» **Dataset rows**:
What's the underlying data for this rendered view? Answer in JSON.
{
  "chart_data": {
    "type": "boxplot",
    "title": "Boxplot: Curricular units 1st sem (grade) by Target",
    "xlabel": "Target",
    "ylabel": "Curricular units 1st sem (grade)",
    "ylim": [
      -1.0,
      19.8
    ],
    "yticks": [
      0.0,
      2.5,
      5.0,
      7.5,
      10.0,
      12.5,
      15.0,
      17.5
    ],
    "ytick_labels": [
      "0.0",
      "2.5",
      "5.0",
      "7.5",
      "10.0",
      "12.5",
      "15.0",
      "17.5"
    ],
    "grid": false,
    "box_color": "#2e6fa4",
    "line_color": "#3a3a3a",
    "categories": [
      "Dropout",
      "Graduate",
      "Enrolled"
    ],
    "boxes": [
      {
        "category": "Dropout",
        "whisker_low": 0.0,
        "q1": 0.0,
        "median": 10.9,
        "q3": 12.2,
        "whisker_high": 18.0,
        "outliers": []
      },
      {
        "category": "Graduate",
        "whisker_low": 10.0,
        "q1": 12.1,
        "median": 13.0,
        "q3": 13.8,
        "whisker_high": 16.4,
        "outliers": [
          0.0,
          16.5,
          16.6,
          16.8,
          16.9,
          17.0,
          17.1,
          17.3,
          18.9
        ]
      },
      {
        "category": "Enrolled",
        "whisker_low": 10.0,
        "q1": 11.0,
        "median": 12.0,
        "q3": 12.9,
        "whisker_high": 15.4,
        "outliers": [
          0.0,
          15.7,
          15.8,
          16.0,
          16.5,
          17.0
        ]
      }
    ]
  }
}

» **Stated goal**: Your task is to transcribe the listing above in full, exactly as given.

» **Completed exercise**:
What's the underlying data for this rendered view? Answer in JSON.
{
  "chart_data": {
    "type": "boxplot",
    "title": "Boxplot: Curricular units 1st sem (grade) by Target",
    "xlabel": "Target",
    "ylabel": "Curricular units 1st sem (grade)",
    "ylim": [
      -1.0,
      19.8
    ],
    "yticks": [
      0.0,
      2.5,
      5.0,
      7.5,
      10.0,
      12.5,
      15.0,
      17.5
    ],
    "ytick_labels": [
      "0.0",
      "2.5",
      "5.0",
      "7.5",
      "10.0",
      "12.5",
      "15.0",
      "17.5"
    ],
    "grid": false,
    "box_color": "#2e6fa4",
    "line_color": "#3a3a3a",
    "categories": [
      "Dropout",
      "Graduate",
      "Enrolled"
    ],
    "boxes": [
      {
        "category": "Dropout",
        "whisker_low": 0.0,
        "q1": 0.0,
        "median": 10.9,
        "q3": 12.2,
        "whisker_high": 18.0,
        "outliers": []
      },
      {
        "category": "Graduate",
        "whisker_low": 10.0,
        "q1": 12.1,
        "median": 13.0,
        "q3": 13.8,
        "whisker_high": 16.4,
        "outliers": [
          0.0,
          16.5,
          16.6,
          16.8,
          16.9,
          17.0,
          17.1,
          17.3,
          18.9
        ]
      },
      {
        "category": "Enrolled",
        "whisker_low": 10.0,
        "q1": 11.0,
        "median": 12.0,
        "q3": 12.9,
        "whisker_high": 15.4,
        "outliers": [
          0.0,
          15.7,
          15.8,
          16.0,
          16.5,
          17.0
        ]
      }
    ]
  }
}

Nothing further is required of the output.